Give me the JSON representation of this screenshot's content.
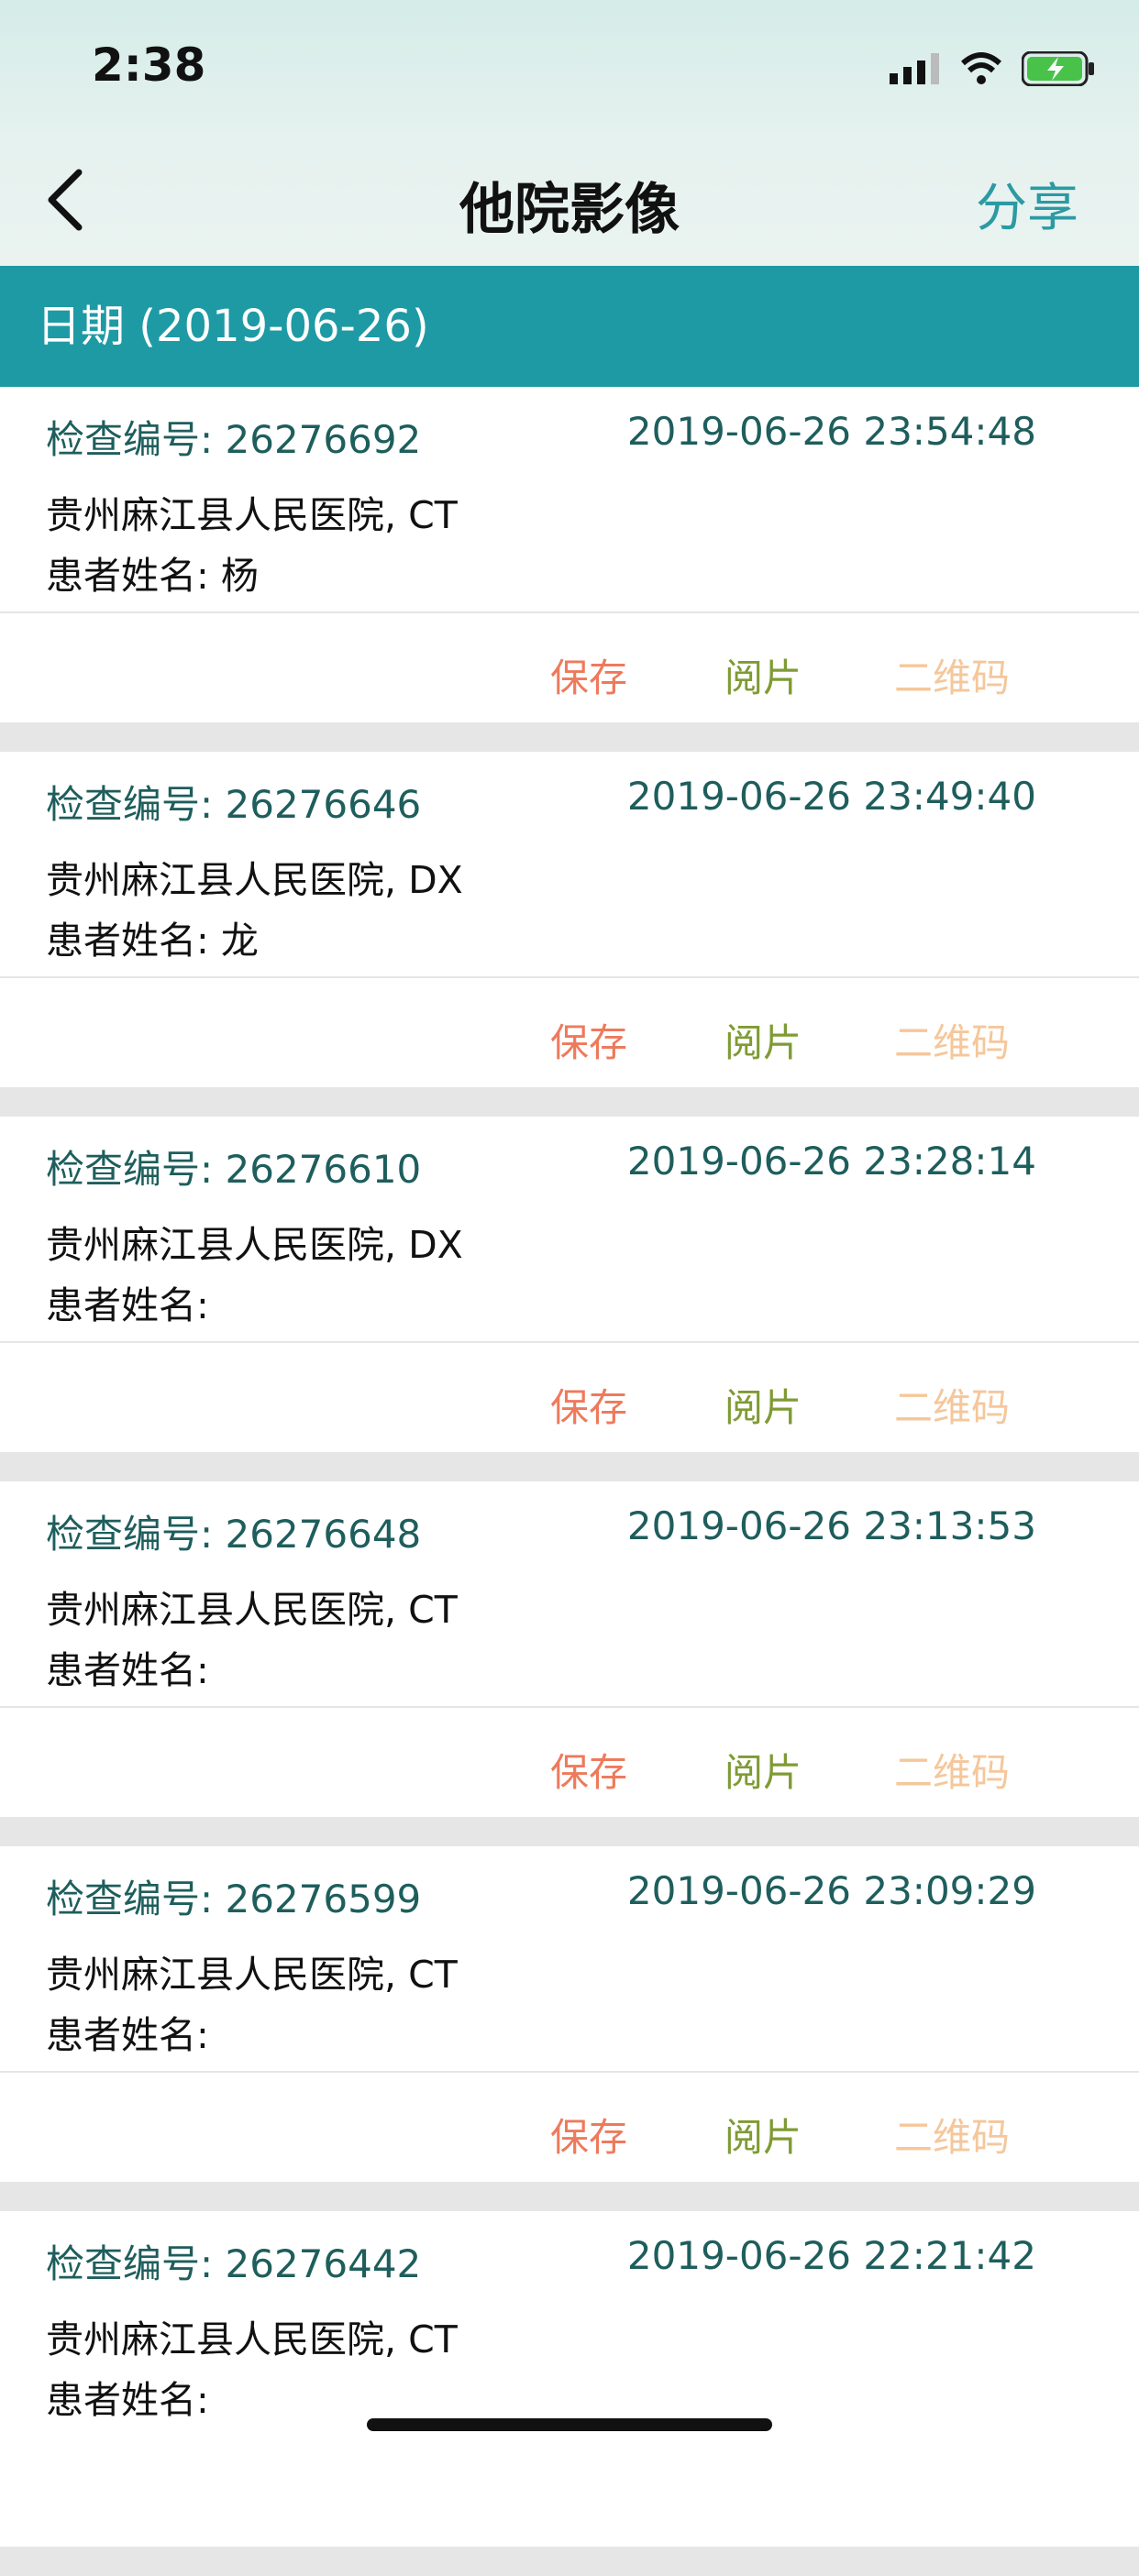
{
  "status": {
    "time": "2:38",
    "signal_icon": "cellular-signal-icon",
    "wifi_icon": "wifi-icon",
    "battery_icon": "battery-charging-icon"
  },
  "nav": {
    "back_icon": "chevron-left-icon",
    "title": "他院影像",
    "share_label": "分享"
  },
  "date_header": "日期 (2019-06-26)",
  "colors": {
    "accent": "#1e9aa5",
    "save": "#ee7a5c",
    "view": "#7f9b34",
    "qr": "#f5c79b",
    "label": "#1e5e5c"
  },
  "actions": {
    "save": "保存",
    "view": "阅片",
    "qr": "二维码"
  },
  "records": [
    {
      "exam": "检查编号: 26276692",
      "time": "2019-06-26 23:54:48",
      "hospital": "贵州麻江县人民医院, CT",
      "patient": "患者姓名: 杨"
    },
    {
      "exam": "检查编号: 26276646",
      "time": "2019-06-26 23:49:40",
      "hospital": "贵州麻江县人民医院, DX",
      "patient": "患者姓名: 龙"
    },
    {
      "exam": "检查编号: 26276610",
      "time": "2019-06-26 23:28:14",
      "hospital": "贵州麻江县人民医院, DX",
      "patient": "患者姓名:"
    },
    {
      "exam": "检查编号: 26276648",
      "time": "2019-06-26 23:13:53",
      "hospital": "贵州麻江县人民医院, CT",
      "patient": "患者姓名:"
    },
    {
      "exam": "检查编号: 26276599",
      "time": "2019-06-26 23:09:29",
      "hospital": "贵州麻江县人民医院, CT",
      "patient": "患者姓名:"
    },
    {
      "exam": "检查编号: 26276442",
      "time": "2019-06-26 22:21:42",
      "hospital": "贵州麻江县人民医院, CT",
      "patient": "患者姓名:"
    }
  ]
}
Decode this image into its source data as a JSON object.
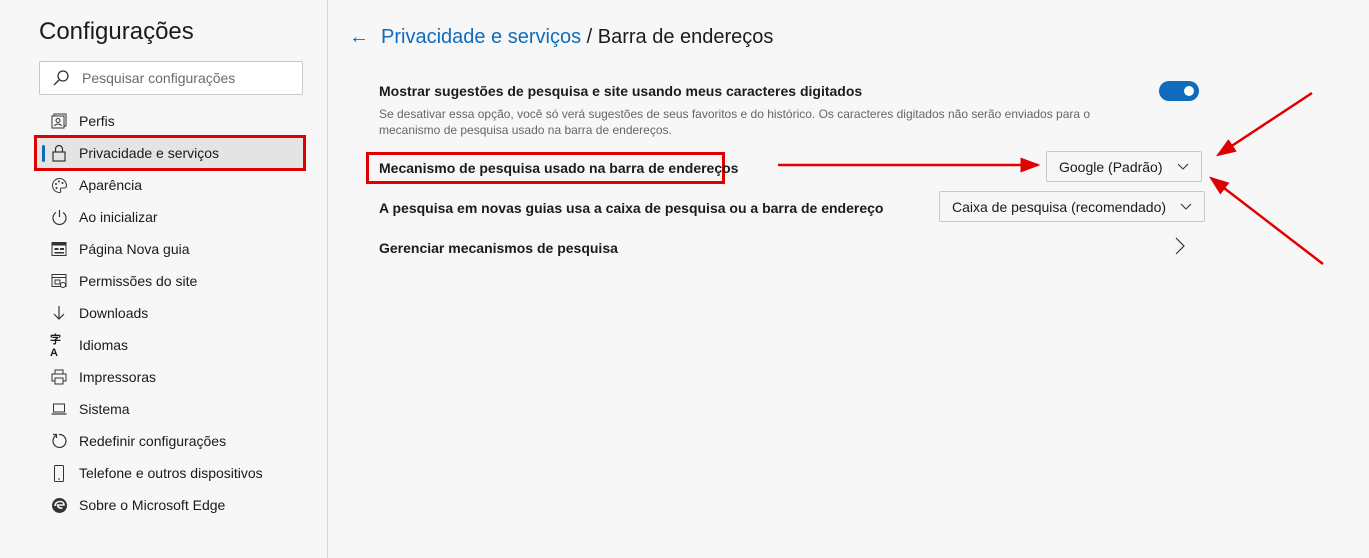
{
  "sidebar": {
    "title": "Configurações",
    "search_placeholder": "Pesquisar configurações",
    "items": [
      {
        "label": "Perfis",
        "icon": "profile-icon"
      },
      {
        "label": "Privacidade e serviços",
        "icon": "lock-icon",
        "active": true
      },
      {
        "label": "Aparência",
        "icon": "palette-icon"
      },
      {
        "label": "Ao inicializar",
        "icon": "power-icon"
      },
      {
        "label": "Página Nova guia",
        "icon": "new-tab-icon"
      },
      {
        "label": "Permissões do site",
        "icon": "site-permissions-icon"
      },
      {
        "label": "Downloads",
        "icon": "download-icon"
      },
      {
        "label": "Idiomas",
        "icon": "language-icon"
      },
      {
        "label": "Impressoras",
        "icon": "printer-icon"
      },
      {
        "label": "Sistema",
        "icon": "laptop-icon"
      },
      {
        "label": "Redefinir configurações",
        "icon": "reset-icon"
      },
      {
        "label": "Telefone e outros dispositivos",
        "icon": "phone-icon"
      },
      {
        "label": "Sobre o Microsoft Edge",
        "icon": "edge-logo-icon"
      }
    ]
  },
  "header": {
    "parent": "Privacidade e serviços",
    "separator": " / ",
    "current": "Barra de endereços"
  },
  "settings": {
    "suggestions": {
      "label": "Mostrar sugestões de pesquisa e site usando meus caracteres digitados",
      "description": "Se desativar essa opção, você só verá sugestões de seus favoritos e do histórico. Os caracteres digitados não serão enviados para o mecanismo de pesquisa usado na barra de endereços.",
      "enabled": true
    },
    "engine": {
      "label": "Mecanismo de pesquisa usado na barra de endereços",
      "value": "Google (Padrão)"
    },
    "new_tab": {
      "label": "A pesquisa em novas guias usa a caixa de pesquisa ou a barra de endereço",
      "value": "Caixa de pesquisa (recomendado)"
    },
    "manage": {
      "label": "Gerenciar mecanismos de pesquisa"
    }
  },
  "colors": {
    "accent": "#0f6cbd",
    "annotation": "#e00000"
  }
}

▶ **PROBLEM DESCRIPTION**: Omit pictures; set down the rest of the material word for word.

▶ **TASK RESULT**:
Give me the JSON representation of this screenshot's content.
{
  "status": {
    "time": "2:38",
    "signal_icon": "cellular-signal-icon",
    "wifi_icon": "wifi-icon",
    "battery_icon": "battery-charging-icon"
  },
  "nav": {
    "back_icon": "chevron-left-icon",
    "title": "他院影像",
    "share_label": "分享"
  },
  "date_header": "日期 (2019-06-26)",
  "colors": {
    "accent": "#1e9aa5",
    "save": "#ee7a5c",
    "view": "#7f9b34",
    "qr": "#f5c79b",
    "label": "#1e5e5c"
  },
  "actions": {
    "save": "保存",
    "view": "阅片",
    "qr": "二维码"
  },
  "records": [
    {
      "exam": "检查编号: 26276692",
      "time": "2019-06-26 23:54:48",
      "hospital": "贵州麻江县人民医院, CT",
      "patient": "患者姓名: 杨"
    },
    {
      "exam": "检查编号: 26276646",
      "time": "2019-06-26 23:49:40",
      "hospital": "贵州麻江县人民医院, DX",
      "patient": "患者姓名: 龙"
    },
    {
      "exam": "检查编号: 26276610",
      "time": "2019-06-26 23:28:14",
      "hospital": "贵州麻江县人民医院, DX",
      "patient": "患者姓名:"
    },
    {
      "exam": "检查编号: 26276648",
      "time": "2019-06-26 23:13:53",
      "hospital": "贵州麻江县人民医院, CT",
      "patient": "患者姓名:"
    },
    {
      "exam": "检查编号: 26276599",
      "time": "2019-06-26 23:09:29",
      "hospital": "贵州麻江县人民医院, CT",
      "patient": "患者姓名:"
    },
    {
      "exam": "检查编号: 26276442",
      "time": "2019-06-26 22:21:42",
      "hospital": "贵州麻江县人民医院, CT",
      "patient": "患者姓名:"
    }
  ]
}
Decode this image into its source data as a JSON object.
{
  "sidebar": {
    "title": "Configurações",
    "search_placeholder": "Pesquisar configurações",
    "items": [
      {
        "label": "Perfis",
        "icon": "profile-icon"
      },
      {
        "label": "Privacidade e serviços",
        "icon": "lock-icon",
        "active": true
      },
      {
        "label": "Aparência",
        "icon": "palette-icon"
      },
      {
        "label": "Ao inicializar",
        "icon": "power-icon"
      },
      {
        "label": "Página Nova guia",
        "icon": "new-tab-icon"
      },
      {
        "label": "Permissões do site",
        "icon": "site-permissions-icon"
      },
      {
        "label": "Downloads",
        "icon": "download-icon"
      },
      {
        "label": "Idiomas",
        "icon": "language-icon"
      },
      {
        "label": "Impressoras",
        "icon": "printer-icon"
      },
      {
        "label": "Sistema",
        "icon": "laptop-icon"
      },
      {
        "label": "Redefinir configurações",
        "icon": "reset-icon"
      },
      {
        "label": "Telefone e outros dispositivos",
        "icon": "phone-icon"
      },
      {
        "label": "Sobre o Microsoft Edge",
        "icon": "edge-logo-icon"
      }
    ]
  },
  "header": {
    "parent": "Privacidade e serviços",
    "separator": " / ",
    "current": "Barra de endereços"
  },
  "settings": {
    "suggestions": {
      "label": "Mostrar sugestões de pesquisa e site usando meus caracteres digitados",
      "description": "Se desativar essa opção, você só verá sugestões de seus favoritos e do histórico. Os caracteres digitados não serão enviados para o mecanismo de pesquisa usado na barra de endereços.",
      "enabled": true
    },
    "engine": {
      "label": "Mecanismo de pesquisa usado na barra de endereços",
      "value": "Google (Padrão)"
    },
    "new_tab": {
      "label": "A pesquisa em novas guias usa a caixa de pesquisa ou a barra de endereço",
      "value": "Caixa de pesquisa (recomendado)"
    },
    "manage": {
      "label": "Gerenciar mecanismos de pesquisa"
    }
  },
  "colors": {
    "accent": "#0f6cbd",
    "annotation": "#e00000"
  }
}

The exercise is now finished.